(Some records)
═══

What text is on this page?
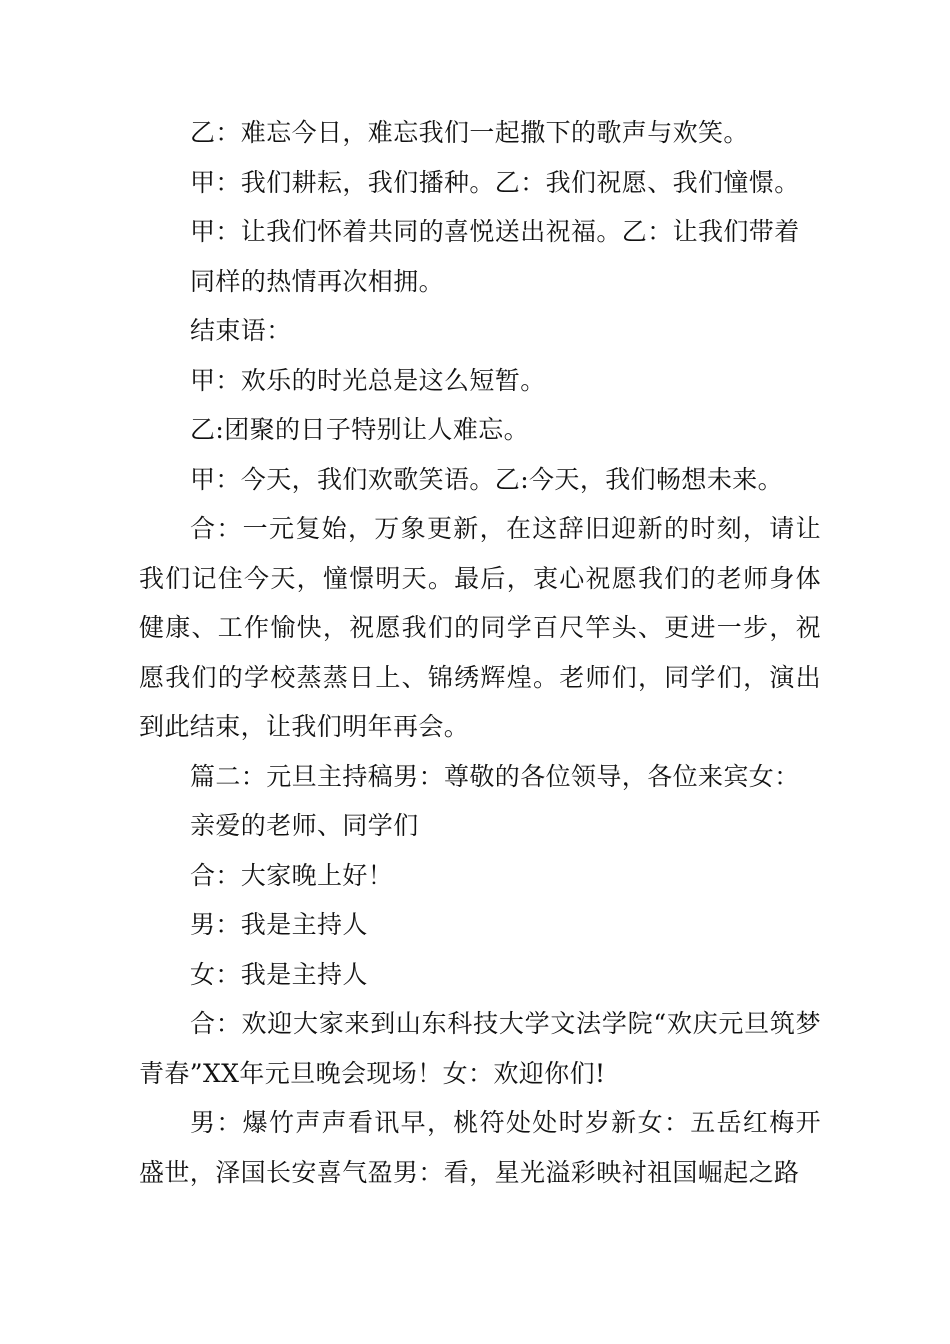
乙：难忘今日，难忘我们一起撒下的歌声与欢笑。

甲：我们耕耘，我们播种。乙：我们祝愿、我们憧憬。

甲：让我们怀着共同的喜悦送出祝福。乙：让我们带着

同样的热情再次相拥。

结束语：

甲：欢乐的时光总是这么短暂。

乙:团聚的日子特别让人难忘。

甲：今天，我们欢歌笑语。乙:今天，我们畅想未来。

合：一元复始，万象更新，在这辞旧迎新的时刻，请让我们记住今天，憧憬明天。最后，衷心祝愿我们的老师身体健康、工作愉快，祝愿我们的同学百尺竿头、更进一步，祝愿我们的学校蒸蒸日上、锦绣辉煌。老师们，同学们，演出到此结束，让我们明年再会。

篇二：元旦主持稿男：尊敬的各位领导，各位来宾女：

亲爱的老师、同学们

合：大家晚上好！

男：我是主持人

女：我是主持人

合：欢迎大家来到山东科技大学文法学院“欢庆元旦筑梦青春”XX年元旦晚会现场！女：欢迎你们!

男：爆竹声声看讯早，桃符处处时岁新女：五岳红梅开盛世，泽国长安喜气盈男：看，星光溢彩映衬祖国崛起之路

═══

→ Description of the task:
Every line of text is to be repeated exactly; pictures are left out.

→ Solution to this exercise:
What text is on this page?
乙：难忘今日，难忘我们一起撒下的歌声与欢笑。

甲：我们耕耘，我们播种。乙：我们祝愿、我们憧憬。

甲：让我们怀着共同的喜悦送出祝福。乙：让我们带着

同样的热情再次相拥。

结束语：

甲：欢乐的时光总是这么短暂。

乙:团聚的日子特别让人难忘。

甲：今天，我们欢歌笑语。乙:今天，我们畅想未来。

合：一元复始，万象更新，在这辞旧迎新的时刻，请让我们记住今天，憧憬明天。最后，衷心祝愿我们的老师身体健康、工作愉快，祝愿我们的同学百尺竿头、更进一步，祝愿我们的学校蒸蒸日上、锦绣辉煌。老师们，同学们，演出到此结束，让我们明年再会。

篇二：元旦主持稿男：尊敬的各位领导，各位来宾女：

亲爱的老师、同学们

合：大家晚上好！

男：我是主持人

女：我是主持人

合：欢迎大家来到山东科技大学文法学院“欢庆元旦筑梦青春”XX年元旦晚会现场！女：欢迎你们!

男：爆竹声声看讯早，桃符处处时岁新女：五岳红梅开盛世，泽国长安喜气盈男：看，星光溢彩映衬祖国崛起之路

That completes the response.